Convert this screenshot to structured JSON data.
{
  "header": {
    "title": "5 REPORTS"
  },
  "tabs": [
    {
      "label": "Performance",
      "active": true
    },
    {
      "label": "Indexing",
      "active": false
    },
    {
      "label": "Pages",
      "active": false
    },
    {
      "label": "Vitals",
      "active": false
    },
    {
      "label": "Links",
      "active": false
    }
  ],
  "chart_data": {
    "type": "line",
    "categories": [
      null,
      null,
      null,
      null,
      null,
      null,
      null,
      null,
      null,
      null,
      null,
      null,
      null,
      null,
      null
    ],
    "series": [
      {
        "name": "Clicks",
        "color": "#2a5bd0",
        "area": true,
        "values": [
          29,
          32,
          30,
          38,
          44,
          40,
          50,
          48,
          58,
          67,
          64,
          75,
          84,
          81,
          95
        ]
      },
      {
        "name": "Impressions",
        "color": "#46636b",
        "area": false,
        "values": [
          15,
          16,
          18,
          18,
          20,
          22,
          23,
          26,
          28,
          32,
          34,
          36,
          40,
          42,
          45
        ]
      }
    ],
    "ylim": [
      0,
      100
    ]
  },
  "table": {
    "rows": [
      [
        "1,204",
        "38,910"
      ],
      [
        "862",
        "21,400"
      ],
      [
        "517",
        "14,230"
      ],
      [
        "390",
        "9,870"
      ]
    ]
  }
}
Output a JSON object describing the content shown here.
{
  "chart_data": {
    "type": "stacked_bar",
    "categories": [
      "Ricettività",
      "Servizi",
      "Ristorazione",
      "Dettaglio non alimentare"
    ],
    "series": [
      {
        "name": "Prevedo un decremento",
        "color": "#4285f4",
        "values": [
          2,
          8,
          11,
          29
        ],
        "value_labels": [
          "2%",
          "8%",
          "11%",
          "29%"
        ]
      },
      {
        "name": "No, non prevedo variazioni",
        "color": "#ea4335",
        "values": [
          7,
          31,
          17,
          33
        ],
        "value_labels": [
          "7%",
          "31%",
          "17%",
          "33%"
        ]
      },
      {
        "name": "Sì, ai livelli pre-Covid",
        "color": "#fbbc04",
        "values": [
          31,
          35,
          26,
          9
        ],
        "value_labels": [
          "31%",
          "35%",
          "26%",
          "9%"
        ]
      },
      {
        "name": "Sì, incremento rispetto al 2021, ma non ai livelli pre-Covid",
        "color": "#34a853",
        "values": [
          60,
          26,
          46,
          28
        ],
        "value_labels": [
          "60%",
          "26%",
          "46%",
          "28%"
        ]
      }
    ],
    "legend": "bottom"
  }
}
□ □ □
Task directions: Reproduce the full listing exactly.

Finished exercise:
Convert this screenshot to structured JSON data.
{
  "header": {
    "title": "5 REPORTS"
  },
  "tabs": [
    {
      "label": "Performance",
      "active": true
    },
    {
      "label": "Indexing",
      "active": false
    },
    {
      "label": "Pages",
      "active": false
    },
    {
      "label": "Vitals",
      "active": false
    },
    {
      "label": "Links",
      "active": false
    }
  ],
  "chart_data": {
    "type": "line",
    "categories": [
      null,
      null,
      null,
      null,
      null,
      null,
      null,
      null,
      null,
      null,
      null,
      null,
      null,
      null,
      null
    ],
    "series": [
      {
        "name": "Clicks",
        "color": "#2a5bd0",
        "area": true,
        "values": [
          29,
          32,
          30,
          38,
          44,
          40,
          50,
          48,
          58,
          67,
          64,
          75,
          84,
          81,
          95
        ]
      },
      {
        "name": "Impressions",
        "color": "#46636b",
        "area": false,
        "values": [
          15,
          16,
          18,
          18,
          20,
          22,
          23,
          26,
          28,
          32,
          34,
          36,
          40,
          42,
          45
        ]
      }
    ],
    "ylim": [
      0,
      100
    ]
  },
  "table": {
    "rows": [
      [
        "1,204",
        "38,910"
      ],
      [
        "862",
        "21,400"
      ],
      [
        "517",
        "14,230"
      ],
      [
        "390",
        "9,870"
      ]
    ]
  }
}
Output a JSON object describing the content shown here.
{
  "chart_data": {
    "type": "stacked_bar",
    "categories": [
      "Ricettività",
      "Servizi",
      "Ristorazione",
      "Dettaglio non alimentare"
    ],
    "series": [
      {
        "name": "Prevedo un decremento",
        "color": "#4285f4",
        "values": [
          2,
          8,
          11,
          29
        ],
        "value_labels": [
          "2%",
          "8%",
          "11%",
          "29%"
        ]
      },
      {
        "name": "No, non prevedo variazioni",
        "color": "#ea4335",
        "values": [
          7,
          31,
          17,
          33
        ],
        "value_labels": [
          "7%",
          "31%",
          "17%",
          "33%"
        ]
      },
      {
        "name": "Sì, ai livelli pre-Covid",
        "color": "#fbbc04",
        "values": [
          31,
          35,
          26,
          9
        ],
        "value_labels": [
          "31%",
          "35%",
          "26%",
          "9%"
        ]
      },
      {
        "name": "Sì, incremento rispetto al 2021, ma non ai livelli pre-Covid",
        "color": "#34a853",
        "values": [
          60,
          26,
          46,
          28
        ],
        "value_labels": [
          "60%",
          "26%",
          "46%",
          "28%"
        ]
      }
    ],
    "legend": "bottom"
  }
}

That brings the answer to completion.